STATED PROBLEM =
From the listing below, extract every line containing "ipsum".

=======

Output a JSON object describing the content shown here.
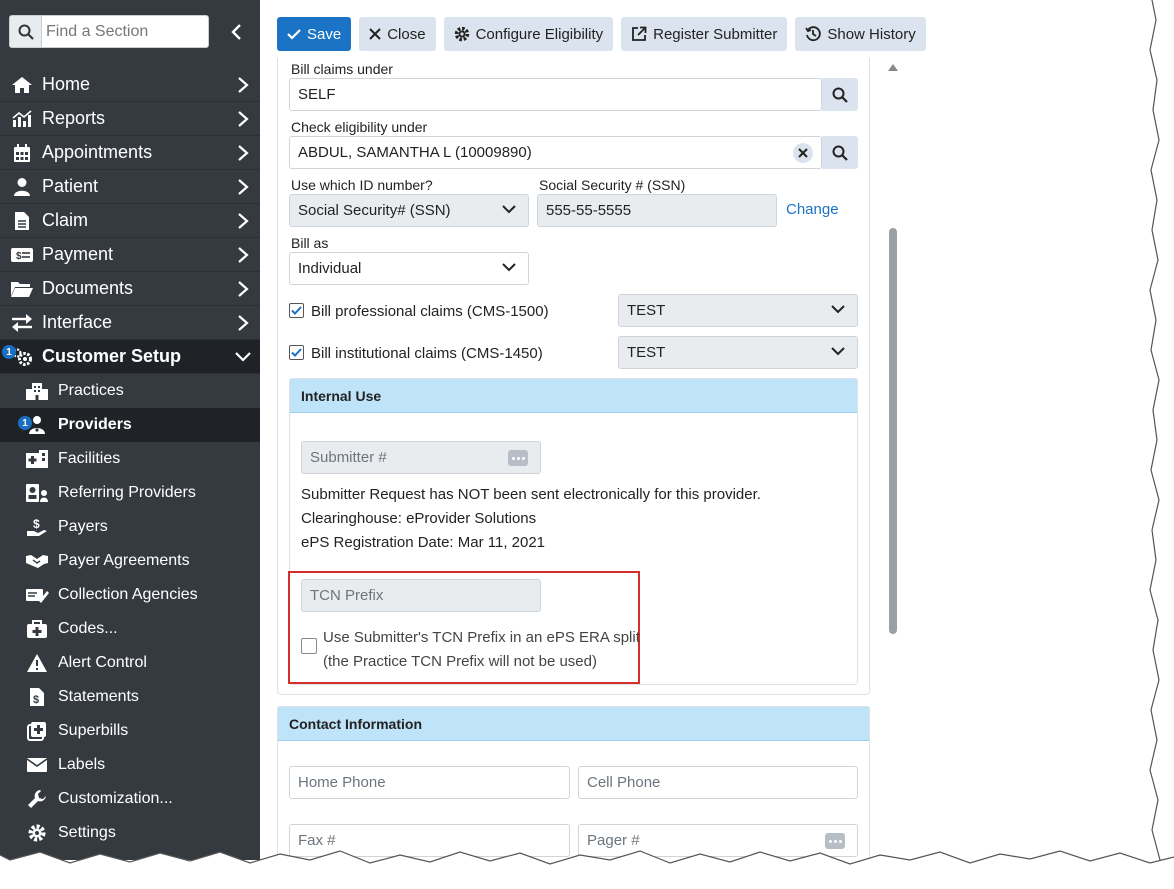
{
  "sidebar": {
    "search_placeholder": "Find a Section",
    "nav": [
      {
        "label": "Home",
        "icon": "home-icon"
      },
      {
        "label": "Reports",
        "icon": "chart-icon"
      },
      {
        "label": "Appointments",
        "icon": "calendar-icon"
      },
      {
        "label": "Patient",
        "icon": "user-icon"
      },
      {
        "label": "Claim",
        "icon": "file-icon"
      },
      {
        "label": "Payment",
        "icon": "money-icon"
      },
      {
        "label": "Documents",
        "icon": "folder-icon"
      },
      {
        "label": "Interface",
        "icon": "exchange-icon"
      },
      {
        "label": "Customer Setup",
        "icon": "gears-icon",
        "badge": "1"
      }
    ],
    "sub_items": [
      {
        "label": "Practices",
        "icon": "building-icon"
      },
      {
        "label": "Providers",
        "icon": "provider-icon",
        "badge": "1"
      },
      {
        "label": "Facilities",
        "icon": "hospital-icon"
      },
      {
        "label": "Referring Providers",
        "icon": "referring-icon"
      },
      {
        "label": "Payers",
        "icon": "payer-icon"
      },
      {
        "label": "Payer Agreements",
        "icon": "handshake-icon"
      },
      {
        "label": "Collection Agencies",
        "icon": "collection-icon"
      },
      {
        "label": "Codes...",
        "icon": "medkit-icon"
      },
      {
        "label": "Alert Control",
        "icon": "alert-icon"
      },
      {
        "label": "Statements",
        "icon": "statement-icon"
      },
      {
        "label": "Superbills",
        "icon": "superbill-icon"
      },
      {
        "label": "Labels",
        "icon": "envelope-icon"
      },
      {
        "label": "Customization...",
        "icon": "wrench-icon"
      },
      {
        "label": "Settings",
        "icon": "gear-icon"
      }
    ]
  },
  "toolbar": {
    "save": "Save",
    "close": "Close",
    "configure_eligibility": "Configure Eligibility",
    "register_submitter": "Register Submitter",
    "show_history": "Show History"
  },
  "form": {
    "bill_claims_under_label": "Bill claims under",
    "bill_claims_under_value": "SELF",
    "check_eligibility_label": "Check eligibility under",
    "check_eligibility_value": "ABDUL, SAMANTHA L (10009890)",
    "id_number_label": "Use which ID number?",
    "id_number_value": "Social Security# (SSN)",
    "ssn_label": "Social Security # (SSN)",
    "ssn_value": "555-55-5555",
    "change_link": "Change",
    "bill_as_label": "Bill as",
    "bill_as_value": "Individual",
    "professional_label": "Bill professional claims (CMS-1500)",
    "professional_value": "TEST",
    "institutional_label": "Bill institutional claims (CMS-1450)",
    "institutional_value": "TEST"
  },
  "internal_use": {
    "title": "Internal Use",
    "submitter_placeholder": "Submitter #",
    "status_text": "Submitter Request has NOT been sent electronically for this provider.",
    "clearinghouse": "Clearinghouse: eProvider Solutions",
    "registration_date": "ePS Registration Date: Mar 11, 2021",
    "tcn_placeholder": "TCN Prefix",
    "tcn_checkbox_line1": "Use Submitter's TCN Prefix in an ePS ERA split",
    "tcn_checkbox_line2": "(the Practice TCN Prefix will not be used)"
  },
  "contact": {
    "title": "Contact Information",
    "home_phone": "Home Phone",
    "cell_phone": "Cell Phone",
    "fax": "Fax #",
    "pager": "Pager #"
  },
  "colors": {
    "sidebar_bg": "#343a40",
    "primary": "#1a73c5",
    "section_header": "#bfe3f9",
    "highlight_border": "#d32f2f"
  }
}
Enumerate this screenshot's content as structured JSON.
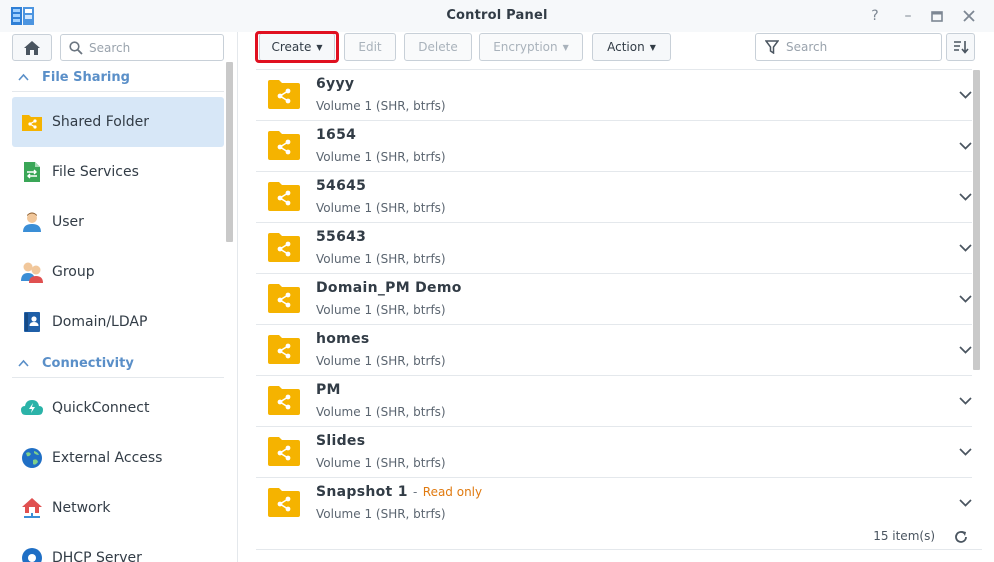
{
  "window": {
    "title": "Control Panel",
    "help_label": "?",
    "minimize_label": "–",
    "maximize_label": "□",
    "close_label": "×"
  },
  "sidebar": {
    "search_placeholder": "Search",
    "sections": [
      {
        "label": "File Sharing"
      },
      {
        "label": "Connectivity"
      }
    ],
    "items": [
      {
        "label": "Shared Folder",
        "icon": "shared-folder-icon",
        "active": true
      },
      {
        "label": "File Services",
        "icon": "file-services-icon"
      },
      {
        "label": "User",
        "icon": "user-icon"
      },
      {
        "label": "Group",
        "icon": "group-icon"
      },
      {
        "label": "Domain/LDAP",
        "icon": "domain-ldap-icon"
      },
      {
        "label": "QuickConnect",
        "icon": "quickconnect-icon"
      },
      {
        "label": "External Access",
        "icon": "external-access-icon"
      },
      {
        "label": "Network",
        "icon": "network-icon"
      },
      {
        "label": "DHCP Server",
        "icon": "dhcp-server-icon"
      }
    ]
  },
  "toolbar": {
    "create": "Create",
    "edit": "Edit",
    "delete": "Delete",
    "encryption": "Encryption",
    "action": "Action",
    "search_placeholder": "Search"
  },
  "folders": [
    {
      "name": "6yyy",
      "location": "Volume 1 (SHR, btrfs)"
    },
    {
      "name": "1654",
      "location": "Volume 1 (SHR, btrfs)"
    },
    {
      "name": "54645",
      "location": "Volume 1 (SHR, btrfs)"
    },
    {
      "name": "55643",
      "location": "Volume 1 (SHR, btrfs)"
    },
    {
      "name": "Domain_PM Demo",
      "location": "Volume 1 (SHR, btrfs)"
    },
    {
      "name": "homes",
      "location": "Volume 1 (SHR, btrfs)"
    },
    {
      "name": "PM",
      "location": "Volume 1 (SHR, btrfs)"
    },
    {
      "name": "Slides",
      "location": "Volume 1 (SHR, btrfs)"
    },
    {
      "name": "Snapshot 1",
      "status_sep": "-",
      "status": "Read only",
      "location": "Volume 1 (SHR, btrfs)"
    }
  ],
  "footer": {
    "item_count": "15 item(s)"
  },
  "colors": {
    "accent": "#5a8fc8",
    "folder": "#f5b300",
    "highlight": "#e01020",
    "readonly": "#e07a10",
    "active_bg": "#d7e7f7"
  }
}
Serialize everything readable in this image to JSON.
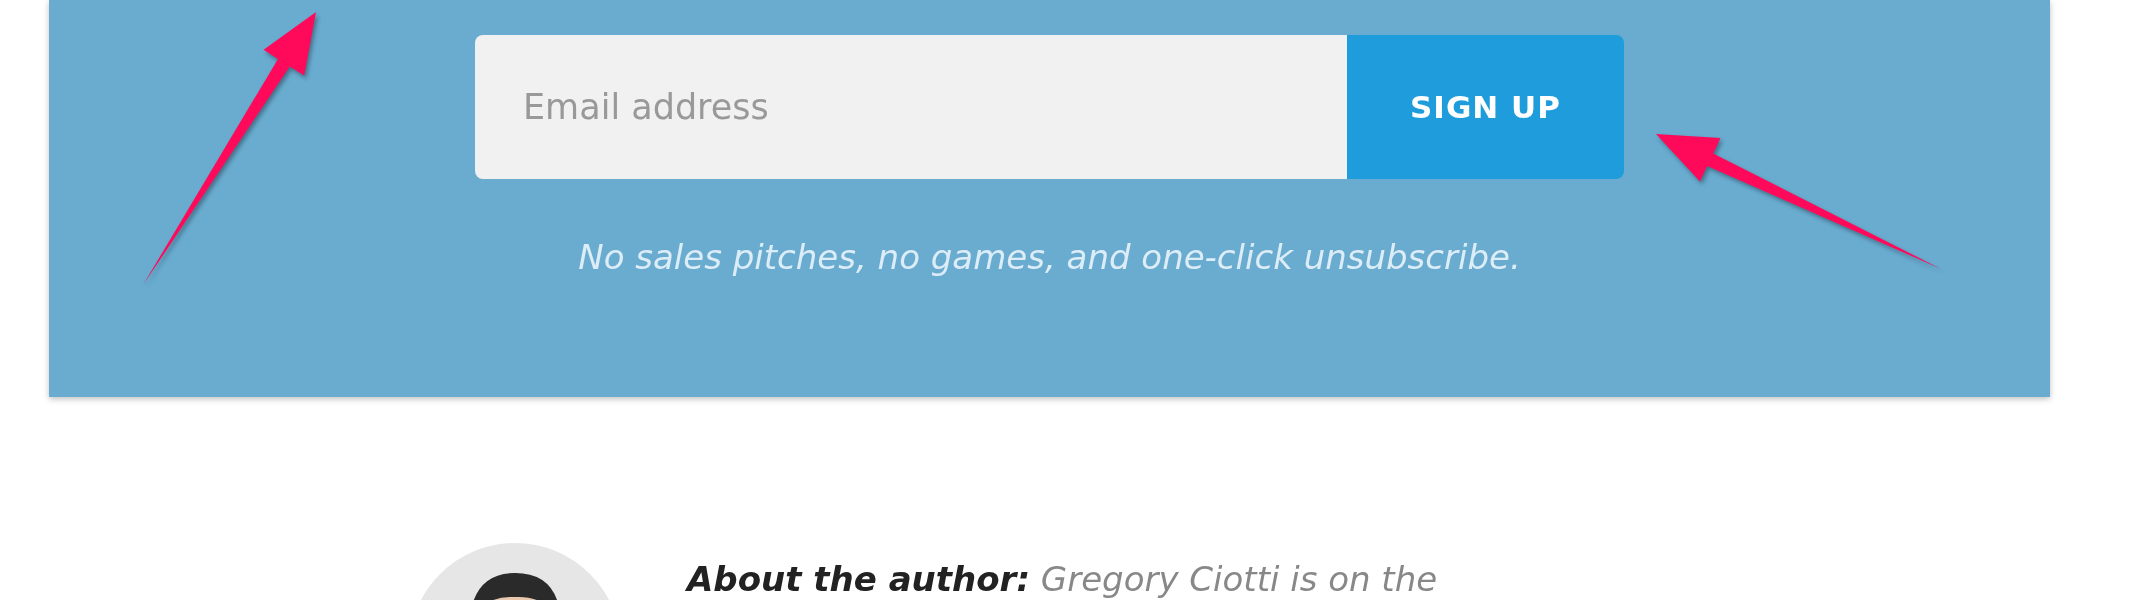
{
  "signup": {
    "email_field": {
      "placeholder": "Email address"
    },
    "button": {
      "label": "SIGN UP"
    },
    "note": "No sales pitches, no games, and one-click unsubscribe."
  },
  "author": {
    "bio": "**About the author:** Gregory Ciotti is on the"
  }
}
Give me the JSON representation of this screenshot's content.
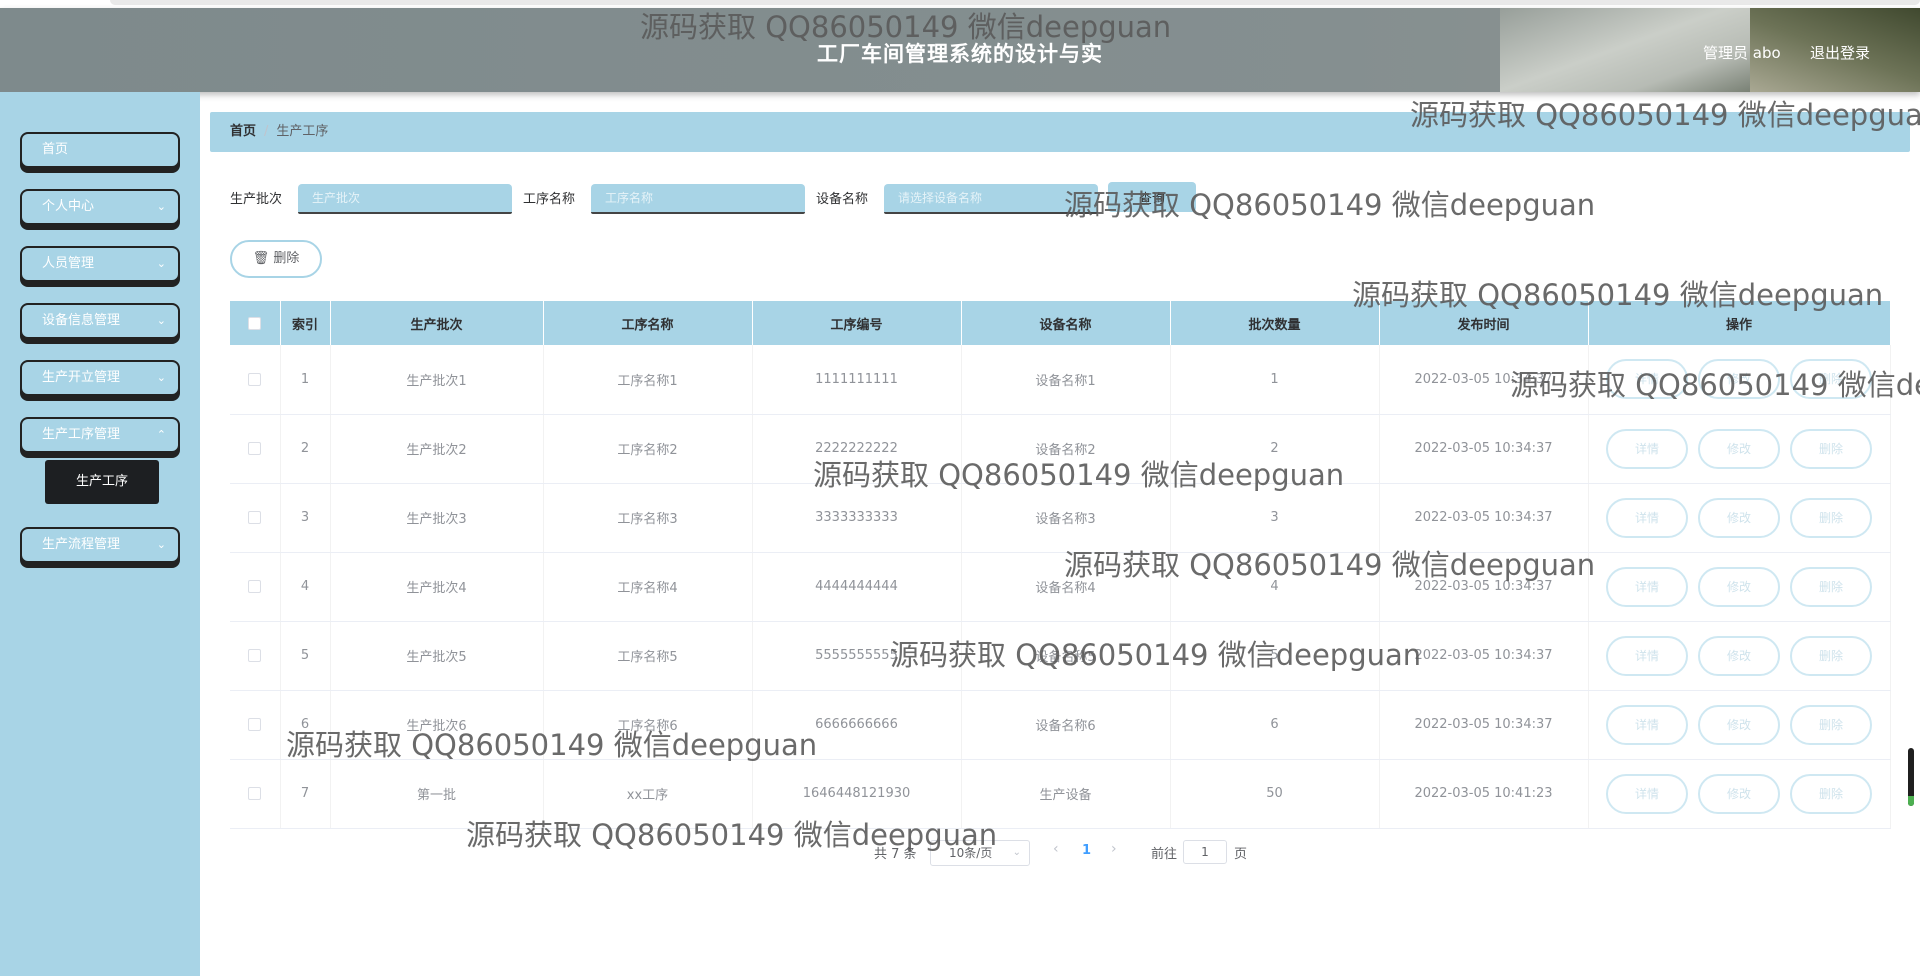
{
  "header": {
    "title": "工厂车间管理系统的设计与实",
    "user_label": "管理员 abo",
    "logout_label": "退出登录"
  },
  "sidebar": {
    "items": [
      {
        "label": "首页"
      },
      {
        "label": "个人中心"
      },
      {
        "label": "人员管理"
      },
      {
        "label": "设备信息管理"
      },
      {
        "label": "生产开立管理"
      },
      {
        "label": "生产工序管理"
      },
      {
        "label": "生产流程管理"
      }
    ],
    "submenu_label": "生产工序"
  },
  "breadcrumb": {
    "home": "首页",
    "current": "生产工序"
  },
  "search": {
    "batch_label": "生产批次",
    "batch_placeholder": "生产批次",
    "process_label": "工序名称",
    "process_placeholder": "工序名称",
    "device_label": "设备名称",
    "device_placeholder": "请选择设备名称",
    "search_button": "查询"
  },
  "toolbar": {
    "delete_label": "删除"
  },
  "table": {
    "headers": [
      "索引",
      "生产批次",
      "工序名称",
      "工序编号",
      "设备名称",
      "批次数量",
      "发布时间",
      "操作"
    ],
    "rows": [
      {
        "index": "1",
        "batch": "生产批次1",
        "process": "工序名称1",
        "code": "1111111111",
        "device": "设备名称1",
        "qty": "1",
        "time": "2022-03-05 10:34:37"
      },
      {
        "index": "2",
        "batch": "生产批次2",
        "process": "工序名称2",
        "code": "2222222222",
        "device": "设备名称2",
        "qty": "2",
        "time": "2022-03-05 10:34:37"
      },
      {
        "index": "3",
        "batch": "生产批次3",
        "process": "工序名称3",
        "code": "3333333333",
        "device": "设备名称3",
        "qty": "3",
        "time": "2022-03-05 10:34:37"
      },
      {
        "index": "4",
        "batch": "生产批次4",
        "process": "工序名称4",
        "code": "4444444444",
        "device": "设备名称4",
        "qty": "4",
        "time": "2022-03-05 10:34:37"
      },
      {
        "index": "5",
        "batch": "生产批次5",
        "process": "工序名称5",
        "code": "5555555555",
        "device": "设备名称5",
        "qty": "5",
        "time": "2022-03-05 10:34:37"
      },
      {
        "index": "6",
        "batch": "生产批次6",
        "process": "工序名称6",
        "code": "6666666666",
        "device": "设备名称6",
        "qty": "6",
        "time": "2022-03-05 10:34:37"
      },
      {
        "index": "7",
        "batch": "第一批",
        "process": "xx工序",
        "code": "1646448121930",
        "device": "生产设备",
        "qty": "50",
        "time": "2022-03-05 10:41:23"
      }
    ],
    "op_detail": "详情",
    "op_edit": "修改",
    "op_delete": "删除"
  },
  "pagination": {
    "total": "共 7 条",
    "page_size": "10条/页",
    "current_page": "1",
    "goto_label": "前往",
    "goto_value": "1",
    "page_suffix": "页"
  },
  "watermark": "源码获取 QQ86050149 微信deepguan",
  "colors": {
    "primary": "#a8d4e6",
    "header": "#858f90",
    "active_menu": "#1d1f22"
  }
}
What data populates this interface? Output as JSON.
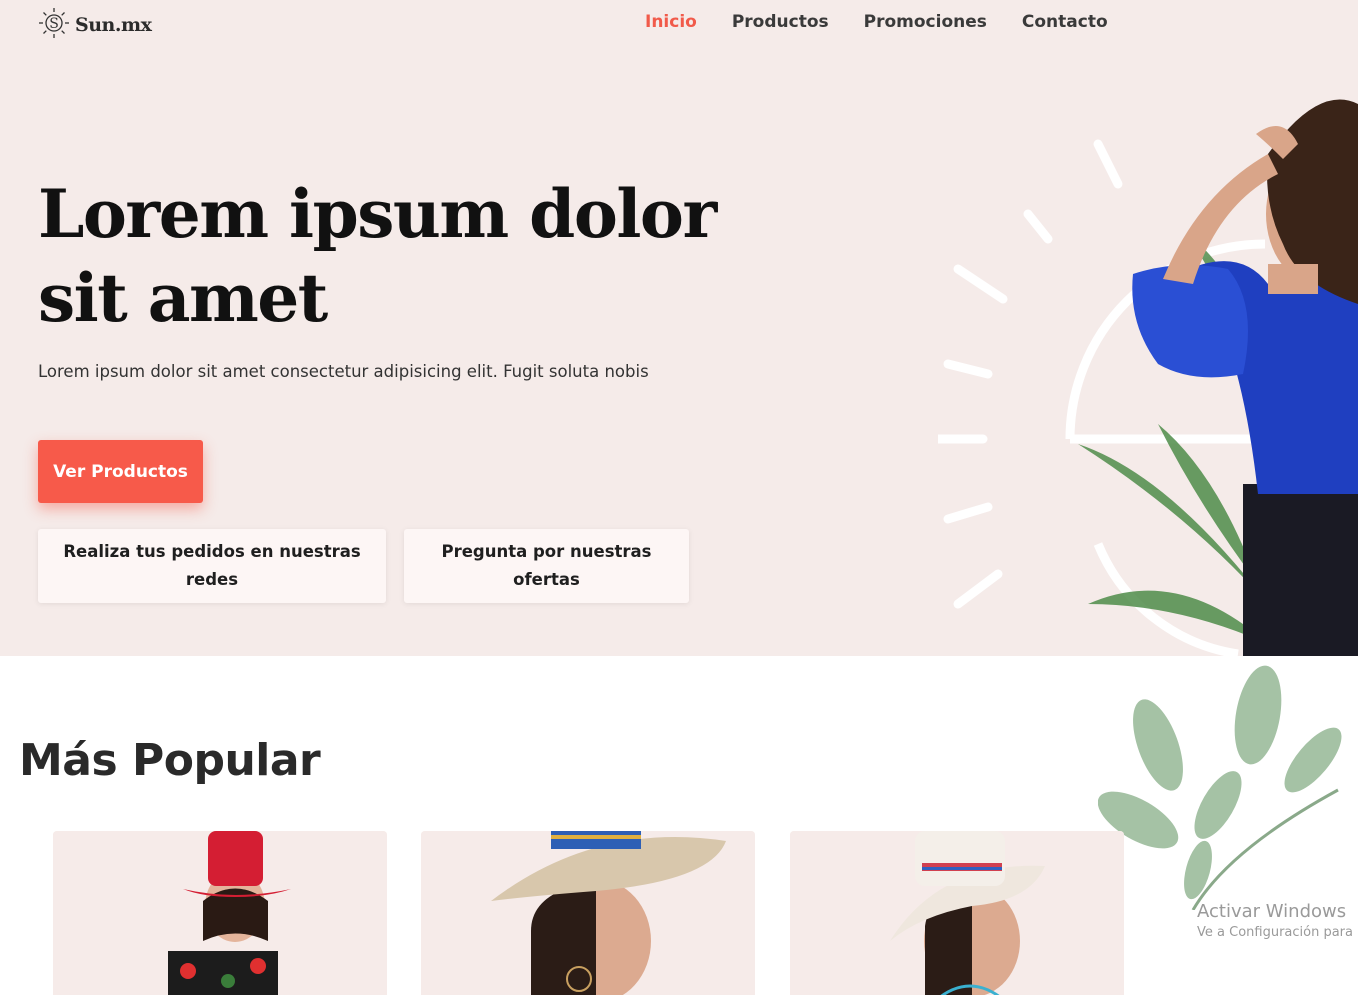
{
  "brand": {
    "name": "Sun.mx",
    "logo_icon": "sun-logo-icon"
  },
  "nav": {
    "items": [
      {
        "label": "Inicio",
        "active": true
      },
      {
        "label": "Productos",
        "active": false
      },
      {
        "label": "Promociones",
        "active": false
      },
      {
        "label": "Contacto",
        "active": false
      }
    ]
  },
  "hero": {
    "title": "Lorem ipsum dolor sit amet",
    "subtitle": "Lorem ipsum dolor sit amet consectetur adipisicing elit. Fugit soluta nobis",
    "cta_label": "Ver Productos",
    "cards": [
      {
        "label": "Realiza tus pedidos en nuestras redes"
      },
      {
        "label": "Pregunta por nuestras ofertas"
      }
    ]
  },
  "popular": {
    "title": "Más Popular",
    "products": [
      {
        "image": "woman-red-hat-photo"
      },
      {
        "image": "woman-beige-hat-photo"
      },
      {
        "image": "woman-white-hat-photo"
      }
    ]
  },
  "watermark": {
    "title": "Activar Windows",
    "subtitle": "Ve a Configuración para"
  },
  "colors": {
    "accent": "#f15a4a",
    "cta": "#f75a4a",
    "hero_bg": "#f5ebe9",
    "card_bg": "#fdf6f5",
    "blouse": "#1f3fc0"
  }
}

=======

WRITTEN SOLUTION =
    "title": "Lorem ipsum dolor sit amet",
    "subtitle": "Lorem ipsum dolor sit amet consectetur adipisicing elit. Fugit soluta nobis",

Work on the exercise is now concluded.